Extract the full listing below without altering a single character.

***** EXCERPTED RECORDS

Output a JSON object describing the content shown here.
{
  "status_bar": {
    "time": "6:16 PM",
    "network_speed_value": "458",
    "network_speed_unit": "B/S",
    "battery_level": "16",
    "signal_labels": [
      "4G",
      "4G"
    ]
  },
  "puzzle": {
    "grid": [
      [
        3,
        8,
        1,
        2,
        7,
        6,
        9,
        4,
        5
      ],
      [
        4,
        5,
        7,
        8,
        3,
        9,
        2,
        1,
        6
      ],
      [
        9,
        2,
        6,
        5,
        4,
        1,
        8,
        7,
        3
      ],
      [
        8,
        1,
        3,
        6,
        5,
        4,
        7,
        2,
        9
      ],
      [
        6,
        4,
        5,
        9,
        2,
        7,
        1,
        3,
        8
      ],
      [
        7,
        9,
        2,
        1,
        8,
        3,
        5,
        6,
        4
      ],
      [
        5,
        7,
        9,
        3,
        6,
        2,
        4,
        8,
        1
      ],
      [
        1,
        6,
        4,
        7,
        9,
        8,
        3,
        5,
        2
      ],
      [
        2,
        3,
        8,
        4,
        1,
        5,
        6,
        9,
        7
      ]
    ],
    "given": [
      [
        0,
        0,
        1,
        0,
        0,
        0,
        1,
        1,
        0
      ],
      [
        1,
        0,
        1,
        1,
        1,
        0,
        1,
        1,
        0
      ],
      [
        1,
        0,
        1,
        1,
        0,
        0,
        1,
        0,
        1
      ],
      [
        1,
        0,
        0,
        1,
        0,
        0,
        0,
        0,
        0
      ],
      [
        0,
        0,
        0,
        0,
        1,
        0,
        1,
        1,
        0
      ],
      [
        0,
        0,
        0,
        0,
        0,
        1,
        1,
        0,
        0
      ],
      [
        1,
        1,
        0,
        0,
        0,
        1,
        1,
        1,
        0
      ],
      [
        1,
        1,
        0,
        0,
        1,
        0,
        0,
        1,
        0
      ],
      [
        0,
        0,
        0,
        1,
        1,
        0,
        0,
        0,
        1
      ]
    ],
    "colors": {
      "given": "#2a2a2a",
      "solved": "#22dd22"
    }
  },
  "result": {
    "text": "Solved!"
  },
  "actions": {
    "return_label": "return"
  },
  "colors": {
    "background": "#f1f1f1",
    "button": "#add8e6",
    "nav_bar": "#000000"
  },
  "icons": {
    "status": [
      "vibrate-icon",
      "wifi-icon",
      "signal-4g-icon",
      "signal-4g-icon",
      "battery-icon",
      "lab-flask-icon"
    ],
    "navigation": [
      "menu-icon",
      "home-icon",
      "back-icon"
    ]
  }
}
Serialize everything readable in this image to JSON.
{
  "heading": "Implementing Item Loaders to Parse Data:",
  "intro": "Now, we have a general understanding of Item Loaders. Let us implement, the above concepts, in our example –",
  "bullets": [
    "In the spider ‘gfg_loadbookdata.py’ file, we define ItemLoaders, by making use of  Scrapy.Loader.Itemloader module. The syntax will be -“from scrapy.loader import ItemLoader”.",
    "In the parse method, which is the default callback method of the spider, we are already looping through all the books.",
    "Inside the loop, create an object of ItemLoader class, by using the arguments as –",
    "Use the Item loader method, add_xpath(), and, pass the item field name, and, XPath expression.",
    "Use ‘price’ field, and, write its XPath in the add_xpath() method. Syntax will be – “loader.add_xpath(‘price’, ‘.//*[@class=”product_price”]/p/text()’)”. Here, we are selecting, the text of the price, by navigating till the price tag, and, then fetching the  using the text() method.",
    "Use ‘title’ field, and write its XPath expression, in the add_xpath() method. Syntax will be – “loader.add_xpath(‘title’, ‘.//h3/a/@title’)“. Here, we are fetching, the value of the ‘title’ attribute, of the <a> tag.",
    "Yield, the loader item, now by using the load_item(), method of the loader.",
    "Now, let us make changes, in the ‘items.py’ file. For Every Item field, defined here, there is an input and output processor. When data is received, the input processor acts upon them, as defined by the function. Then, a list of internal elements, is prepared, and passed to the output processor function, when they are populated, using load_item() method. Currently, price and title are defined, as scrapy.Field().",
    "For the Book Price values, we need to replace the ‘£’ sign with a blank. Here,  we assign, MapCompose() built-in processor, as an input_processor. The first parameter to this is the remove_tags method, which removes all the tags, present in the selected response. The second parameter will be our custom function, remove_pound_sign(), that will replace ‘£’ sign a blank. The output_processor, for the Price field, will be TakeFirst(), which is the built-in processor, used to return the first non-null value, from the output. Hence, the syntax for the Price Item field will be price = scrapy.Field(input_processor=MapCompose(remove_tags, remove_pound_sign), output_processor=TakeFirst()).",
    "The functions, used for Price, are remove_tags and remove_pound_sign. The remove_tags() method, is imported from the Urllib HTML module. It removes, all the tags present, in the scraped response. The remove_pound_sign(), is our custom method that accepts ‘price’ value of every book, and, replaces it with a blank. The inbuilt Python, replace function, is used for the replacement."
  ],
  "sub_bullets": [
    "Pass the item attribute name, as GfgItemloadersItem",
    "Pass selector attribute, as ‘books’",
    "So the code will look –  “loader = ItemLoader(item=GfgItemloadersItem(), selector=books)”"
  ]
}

**********

▶ _TASK ANSWER_
Output a JSON object describing the content shown here.
{
  "status_bar": {
    "time": "6:16 PM",
    "network_speed_value": "458",
    "network_speed_unit": "B/S",
    "battery_level": "16",
    "signal_labels": [
      "4G",
      "4G"
    ]
  },
  "puzzle": {
    "grid": [
      [
        3,
        8,
        1,
        2,
        7,
        6,
        9,
        4,
        5
      ],
      [
        4,
        5,
        7,
        8,
        3,
        9,
        2,
        1,
        6
      ],
      [
        9,
        2,
        6,
        5,
        4,
        1,
        8,
        7,
        3
      ],
      [
        8,
        1,
        3,
        6,
        5,
        4,
        7,
        2,
        9
      ],
      [
        6,
        4,
        5,
        9,
        2,
        7,
        1,
        3,
        8
      ],
      [
        7,
        9,
        2,
        1,
        8,
        3,
        5,
        6,
        4
      ],
      [
        5,
        7,
        9,
        3,
        6,
        2,
        4,
        8,
        1
      ],
      [
        1,
        6,
        4,
        7,
        9,
        8,
        3,
        5,
        2
      ],
      [
        2,
        3,
        8,
        4,
        1,
        5,
        6,
        9,
        7
      ]
    ],
    "given": [
      [
        0,
        0,
        1,
        0,
        0,
        0,
        1,
        1,
        0
      ],
      [
        1,
        0,
        1,
        1,
        1,
        0,
        1,
        1,
        0
      ],
      [
        1,
        0,
        1,
        1,
        0,
        0,
        1,
        0,
        1
      ],
      [
        1,
        0,
        0,
        1,
        0,
        0,
        0,
        0,
        0
      ],
      [
        0,
        0,
        0,
        0,
        1,
        0,
        1,
        1,
        0
      ],
      [
        0,
        0,
        0,
        0,
        0,
        1,
        1,
        0,
        0
      ],
      [
        1,
        1,
        0,
        0,
        0,
        1,
        1,
        1,
        0
      ],
      [
        1,
        1,
        0,
        0,
        1,
        0,
        0,
        1,
        0
      ],
      [
        0,
        0,
        0,
        1,
        1,
        0,
        0,
        0,
        1
      ]
    ],
    "colors": {
      "given": "#2a2a2a",
      "solved": "#22dd22"
    }
  },
  "result": {
    "text": "Solved!"
  },
  "actions": {
    "return_label": "return"
  },
  "colors": {
    "background": "#f1f1f1",
    "button": "#add8e6",
    "nav_bar": "#000000"
  },
  "icons": {
    "status": [
      "vibrate-icon",
      "wifi-icon",
      "signal-4g-icon",
      "signal-4g-icon",
      "battery-icon",
      "lab-flask-icon"
    ],
    "navigation": [
      "menu-icon",
      "home-icon",
      "back-icon"
    ]
  }
}
Serialize everything readable in this image to JSON.
{
  "heading": "Implementing Item Loaders to Parse Data:",
  "intro": "Now, we have a general understanding of Item Loaders. Let us implement, the above concepts, in our example –",
  "bullets": [
    "In the spider ‘gfg_loadbookdata.py’ file, we define ItemLoaders, by making use of  Scrapy.Loader.Itemloader module. The syntax will be -“from scrapy.loader import ItemLoader”.",
    "In the parse method, which is the default callback method of the spider, we are already looping through all the books.",
    "Inside the loop, create an object of ItemLoader class, by using the arguments as –",
    "Use the Item loader method, add_xpath(), and, pass the item field name, and, XPath expression.",
    "Use ‘price’ field, and, write its XPath in the add_xpath() method. Syntax will be – “loader.add_xpath(‘price’, ‘.//*[@class=”product_price”]/p/text()’)”. Here, we are selecting, the text of the price, by navigating till the price tag, and, then fetching the  using the text() method.",
    "Use ‘title’ field, and write its XPath expression, in the add_xpath() method. Syntax will be – “loader.add_xpath(‘title’, ‘.//h3/a/@title’)“. Here, we are fetching, the value of the ‘title’ attribute, of the <a> tag.",
    "Yield, the loader item, now by using the load_item(), method of the loader.",
    "Now, let us make changes, in the ‘items.py’ file. For Every Item field, defined here, there is an input and output processor. When data is received, the input processor acts upon them, as defined by the function. Then, a list of internal elements, is prepared, and passed to the output processor function, when they are populated, using load_item() method. Currently, price and title are defined, as scrapy.Field().",
    "For the Book Price values, we need to replace the ‘£’ sign with a blank. Here,  we assign, MapCompose() built-in processor, as an input_processor. The first parameter to this is the remove_tags method, which removes all the tags, present in the selected response. The second parameter will be our custom function, remove_pound_sign(), that will replace ‘£’ sign a blank. The output_processor, for the Price field, will be TakeFirst(), which is the built-in processor, used to return the first non-null value, from the output. Hence, the syntax for the Price Item field will be price = scrapy.Field(input_processor=MapCompose(remove_tags, remove_pound_sign), output_processor=TakeFirst()).",
    "The functions, used for Price, are remove_tags and remove_pound_sign. The remove_tags() method, is imported from the Urllib HTML module. It removes, all the tags present, in the scraped response. The remove_pound_sign(), is our custom method that accepts ‘price’ value of every book, and, replaces it with a blank. The inbuilt Python, replace function, is used for the replacement."
  ],
  "sub_bullets": [
    "Pass the item attribute name, as GfgItemloadersItem",
    "Pass selector attribute, as ‘books’",
    "So the code will look –  “loader = ItemLoader(item=GfgItemloadersItem(), selector=books)”"
  ]
}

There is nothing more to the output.